[Start of Attachment]

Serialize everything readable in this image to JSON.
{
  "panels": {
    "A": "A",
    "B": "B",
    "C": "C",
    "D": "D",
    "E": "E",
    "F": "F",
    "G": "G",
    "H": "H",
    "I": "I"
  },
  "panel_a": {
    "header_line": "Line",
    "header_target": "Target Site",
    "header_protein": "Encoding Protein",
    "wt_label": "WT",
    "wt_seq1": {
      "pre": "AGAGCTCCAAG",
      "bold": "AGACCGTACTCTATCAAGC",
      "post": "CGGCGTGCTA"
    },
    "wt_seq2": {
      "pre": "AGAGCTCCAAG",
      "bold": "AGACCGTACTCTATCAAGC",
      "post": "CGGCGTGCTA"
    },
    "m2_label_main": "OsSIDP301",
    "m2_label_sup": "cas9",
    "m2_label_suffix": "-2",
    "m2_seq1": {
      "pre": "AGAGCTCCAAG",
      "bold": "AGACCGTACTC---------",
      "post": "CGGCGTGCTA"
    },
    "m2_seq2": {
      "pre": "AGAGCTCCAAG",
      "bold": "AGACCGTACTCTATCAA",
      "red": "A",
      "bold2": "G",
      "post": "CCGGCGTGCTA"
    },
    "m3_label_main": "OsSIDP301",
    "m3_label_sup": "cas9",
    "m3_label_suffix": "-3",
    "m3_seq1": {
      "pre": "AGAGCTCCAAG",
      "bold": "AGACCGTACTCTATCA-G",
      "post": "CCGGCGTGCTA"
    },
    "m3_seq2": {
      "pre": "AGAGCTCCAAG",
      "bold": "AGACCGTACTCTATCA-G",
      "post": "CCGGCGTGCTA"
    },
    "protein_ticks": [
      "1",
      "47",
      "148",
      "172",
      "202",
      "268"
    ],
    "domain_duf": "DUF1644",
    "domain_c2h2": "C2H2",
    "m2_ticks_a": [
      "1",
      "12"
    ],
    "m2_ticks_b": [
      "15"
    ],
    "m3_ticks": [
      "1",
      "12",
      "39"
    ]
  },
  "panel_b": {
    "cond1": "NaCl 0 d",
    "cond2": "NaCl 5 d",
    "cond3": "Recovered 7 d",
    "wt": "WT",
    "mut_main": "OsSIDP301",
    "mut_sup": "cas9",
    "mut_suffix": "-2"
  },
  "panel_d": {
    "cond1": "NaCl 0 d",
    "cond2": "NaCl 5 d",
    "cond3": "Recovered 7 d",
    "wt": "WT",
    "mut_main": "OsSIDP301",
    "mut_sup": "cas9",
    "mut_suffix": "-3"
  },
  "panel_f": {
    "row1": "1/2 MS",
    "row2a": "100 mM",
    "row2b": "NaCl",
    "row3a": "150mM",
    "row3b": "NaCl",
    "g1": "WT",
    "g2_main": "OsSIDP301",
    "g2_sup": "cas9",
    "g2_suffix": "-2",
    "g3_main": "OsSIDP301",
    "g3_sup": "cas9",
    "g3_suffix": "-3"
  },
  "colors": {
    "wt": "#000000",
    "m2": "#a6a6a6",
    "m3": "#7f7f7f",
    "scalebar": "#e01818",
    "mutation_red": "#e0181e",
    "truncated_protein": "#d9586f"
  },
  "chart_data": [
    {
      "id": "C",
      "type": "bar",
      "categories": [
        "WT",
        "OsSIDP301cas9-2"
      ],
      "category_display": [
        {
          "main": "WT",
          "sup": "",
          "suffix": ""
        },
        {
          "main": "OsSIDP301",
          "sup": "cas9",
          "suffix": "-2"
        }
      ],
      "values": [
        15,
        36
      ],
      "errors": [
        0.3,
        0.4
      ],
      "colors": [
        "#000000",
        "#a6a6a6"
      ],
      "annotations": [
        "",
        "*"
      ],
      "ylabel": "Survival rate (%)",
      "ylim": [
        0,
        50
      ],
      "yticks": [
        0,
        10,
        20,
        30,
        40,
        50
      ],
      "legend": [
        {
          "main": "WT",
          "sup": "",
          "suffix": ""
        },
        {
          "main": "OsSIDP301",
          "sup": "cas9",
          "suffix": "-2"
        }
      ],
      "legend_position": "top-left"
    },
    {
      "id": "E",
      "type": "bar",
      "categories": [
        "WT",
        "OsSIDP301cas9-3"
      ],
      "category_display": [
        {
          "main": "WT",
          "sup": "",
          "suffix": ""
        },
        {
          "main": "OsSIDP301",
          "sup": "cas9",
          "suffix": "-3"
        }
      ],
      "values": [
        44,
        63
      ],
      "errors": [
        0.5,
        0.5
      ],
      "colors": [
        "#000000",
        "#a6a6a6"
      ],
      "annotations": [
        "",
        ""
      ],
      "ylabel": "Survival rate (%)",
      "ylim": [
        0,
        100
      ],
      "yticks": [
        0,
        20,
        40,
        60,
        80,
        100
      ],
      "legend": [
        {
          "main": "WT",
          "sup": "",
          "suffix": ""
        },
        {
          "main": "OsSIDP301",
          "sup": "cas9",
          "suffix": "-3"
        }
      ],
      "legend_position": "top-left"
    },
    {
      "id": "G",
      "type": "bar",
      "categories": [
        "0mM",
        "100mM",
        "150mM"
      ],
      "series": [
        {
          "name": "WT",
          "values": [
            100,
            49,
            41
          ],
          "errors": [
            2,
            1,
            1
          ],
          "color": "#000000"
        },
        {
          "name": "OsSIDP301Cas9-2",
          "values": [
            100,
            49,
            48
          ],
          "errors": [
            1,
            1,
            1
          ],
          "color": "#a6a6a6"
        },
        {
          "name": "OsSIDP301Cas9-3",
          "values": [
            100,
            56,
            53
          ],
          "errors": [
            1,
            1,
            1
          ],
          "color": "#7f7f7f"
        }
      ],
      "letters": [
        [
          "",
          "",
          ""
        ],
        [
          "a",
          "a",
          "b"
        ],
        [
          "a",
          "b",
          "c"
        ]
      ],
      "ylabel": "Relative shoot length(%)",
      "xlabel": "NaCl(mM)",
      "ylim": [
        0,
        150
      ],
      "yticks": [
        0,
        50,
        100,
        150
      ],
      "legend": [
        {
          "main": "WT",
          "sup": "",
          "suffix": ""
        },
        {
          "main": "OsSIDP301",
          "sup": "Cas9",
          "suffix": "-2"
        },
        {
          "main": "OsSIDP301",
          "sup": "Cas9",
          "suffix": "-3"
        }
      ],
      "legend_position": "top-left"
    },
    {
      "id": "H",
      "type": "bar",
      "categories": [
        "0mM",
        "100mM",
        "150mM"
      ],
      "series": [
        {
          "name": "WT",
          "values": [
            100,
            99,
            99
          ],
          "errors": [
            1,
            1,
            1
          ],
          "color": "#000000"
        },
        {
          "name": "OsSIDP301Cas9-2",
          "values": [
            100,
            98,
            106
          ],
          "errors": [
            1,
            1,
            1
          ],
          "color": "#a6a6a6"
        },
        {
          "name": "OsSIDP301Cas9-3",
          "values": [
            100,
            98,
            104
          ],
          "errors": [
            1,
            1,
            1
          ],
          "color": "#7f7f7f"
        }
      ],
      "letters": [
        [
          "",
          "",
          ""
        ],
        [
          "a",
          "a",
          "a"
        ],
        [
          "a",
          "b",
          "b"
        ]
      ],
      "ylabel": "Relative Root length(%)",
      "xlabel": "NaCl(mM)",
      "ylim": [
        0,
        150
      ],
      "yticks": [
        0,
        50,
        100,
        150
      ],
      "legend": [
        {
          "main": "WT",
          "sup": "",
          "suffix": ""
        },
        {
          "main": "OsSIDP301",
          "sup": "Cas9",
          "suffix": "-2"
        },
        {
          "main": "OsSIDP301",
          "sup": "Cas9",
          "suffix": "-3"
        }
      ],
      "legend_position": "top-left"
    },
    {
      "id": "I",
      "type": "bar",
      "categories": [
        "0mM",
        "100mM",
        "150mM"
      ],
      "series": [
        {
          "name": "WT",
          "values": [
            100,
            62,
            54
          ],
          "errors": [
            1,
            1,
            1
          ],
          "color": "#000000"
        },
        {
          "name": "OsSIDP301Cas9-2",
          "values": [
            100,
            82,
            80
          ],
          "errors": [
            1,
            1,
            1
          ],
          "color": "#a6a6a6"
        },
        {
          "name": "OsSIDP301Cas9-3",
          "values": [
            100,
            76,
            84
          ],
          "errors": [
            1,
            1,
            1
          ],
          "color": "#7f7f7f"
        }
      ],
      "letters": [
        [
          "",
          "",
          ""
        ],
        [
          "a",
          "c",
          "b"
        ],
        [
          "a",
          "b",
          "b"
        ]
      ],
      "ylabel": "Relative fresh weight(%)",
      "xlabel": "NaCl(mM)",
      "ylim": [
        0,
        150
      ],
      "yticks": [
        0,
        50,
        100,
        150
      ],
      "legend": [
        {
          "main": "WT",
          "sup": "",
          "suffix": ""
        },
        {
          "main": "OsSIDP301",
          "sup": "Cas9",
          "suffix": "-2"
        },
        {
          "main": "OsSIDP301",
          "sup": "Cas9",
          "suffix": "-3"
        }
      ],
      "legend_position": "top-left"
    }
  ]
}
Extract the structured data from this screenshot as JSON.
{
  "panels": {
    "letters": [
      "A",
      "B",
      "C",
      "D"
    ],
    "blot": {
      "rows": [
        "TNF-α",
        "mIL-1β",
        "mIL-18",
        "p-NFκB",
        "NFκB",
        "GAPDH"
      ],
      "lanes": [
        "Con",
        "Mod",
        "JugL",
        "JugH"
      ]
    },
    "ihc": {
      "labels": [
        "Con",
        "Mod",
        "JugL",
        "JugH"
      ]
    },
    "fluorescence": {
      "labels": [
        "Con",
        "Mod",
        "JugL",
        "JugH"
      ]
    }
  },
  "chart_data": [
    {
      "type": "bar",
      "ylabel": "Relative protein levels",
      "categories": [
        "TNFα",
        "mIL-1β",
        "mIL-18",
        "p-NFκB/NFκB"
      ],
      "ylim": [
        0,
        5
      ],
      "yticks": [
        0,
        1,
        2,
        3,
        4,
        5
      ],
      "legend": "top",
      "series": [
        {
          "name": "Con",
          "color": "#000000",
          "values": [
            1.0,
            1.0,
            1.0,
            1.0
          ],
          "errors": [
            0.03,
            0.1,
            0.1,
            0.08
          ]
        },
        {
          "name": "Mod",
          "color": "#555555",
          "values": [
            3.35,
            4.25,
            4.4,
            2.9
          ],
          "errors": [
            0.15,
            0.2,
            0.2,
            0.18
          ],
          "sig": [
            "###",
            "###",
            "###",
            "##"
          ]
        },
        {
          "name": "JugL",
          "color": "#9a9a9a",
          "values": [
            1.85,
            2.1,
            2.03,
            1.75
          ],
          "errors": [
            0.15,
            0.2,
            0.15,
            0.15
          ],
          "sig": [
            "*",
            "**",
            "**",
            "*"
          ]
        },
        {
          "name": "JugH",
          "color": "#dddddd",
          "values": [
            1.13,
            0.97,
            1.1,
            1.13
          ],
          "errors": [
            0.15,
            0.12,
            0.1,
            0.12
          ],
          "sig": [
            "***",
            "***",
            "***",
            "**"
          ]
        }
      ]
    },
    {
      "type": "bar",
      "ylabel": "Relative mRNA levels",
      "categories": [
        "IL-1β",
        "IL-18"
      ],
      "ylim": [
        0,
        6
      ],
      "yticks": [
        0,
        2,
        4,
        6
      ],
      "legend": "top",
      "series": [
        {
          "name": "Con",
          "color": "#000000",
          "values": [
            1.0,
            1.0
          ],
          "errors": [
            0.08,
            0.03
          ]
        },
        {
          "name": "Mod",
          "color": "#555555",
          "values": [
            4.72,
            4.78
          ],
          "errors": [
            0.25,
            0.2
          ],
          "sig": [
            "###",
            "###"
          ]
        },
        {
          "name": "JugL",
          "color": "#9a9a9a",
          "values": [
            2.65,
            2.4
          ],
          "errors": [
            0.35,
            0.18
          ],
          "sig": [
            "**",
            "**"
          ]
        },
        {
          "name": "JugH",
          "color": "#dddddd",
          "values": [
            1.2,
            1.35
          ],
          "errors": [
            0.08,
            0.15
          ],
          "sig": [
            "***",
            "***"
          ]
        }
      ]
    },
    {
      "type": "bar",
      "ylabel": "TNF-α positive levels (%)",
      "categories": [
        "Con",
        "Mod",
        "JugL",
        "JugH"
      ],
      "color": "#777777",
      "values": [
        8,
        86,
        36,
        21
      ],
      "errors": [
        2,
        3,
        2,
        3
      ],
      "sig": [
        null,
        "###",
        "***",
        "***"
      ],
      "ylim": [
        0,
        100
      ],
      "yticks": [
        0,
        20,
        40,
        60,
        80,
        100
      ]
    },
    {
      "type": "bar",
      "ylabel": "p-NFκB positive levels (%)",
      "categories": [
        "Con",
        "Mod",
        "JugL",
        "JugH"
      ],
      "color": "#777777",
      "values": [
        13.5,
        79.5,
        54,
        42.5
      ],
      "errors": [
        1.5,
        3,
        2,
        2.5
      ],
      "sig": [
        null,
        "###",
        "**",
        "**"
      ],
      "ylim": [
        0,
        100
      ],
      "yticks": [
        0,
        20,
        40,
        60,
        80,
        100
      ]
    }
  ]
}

[End of Attachment]

**How to complete this task**. Each line of the listing above that contains the word "NFκB" is to be copied.

**Written answer**.
        "p-NFκB",
        "NFκB",
        "p-NFκB/NFκB"
      "ylabel": "p-NFκB positive levels (%)",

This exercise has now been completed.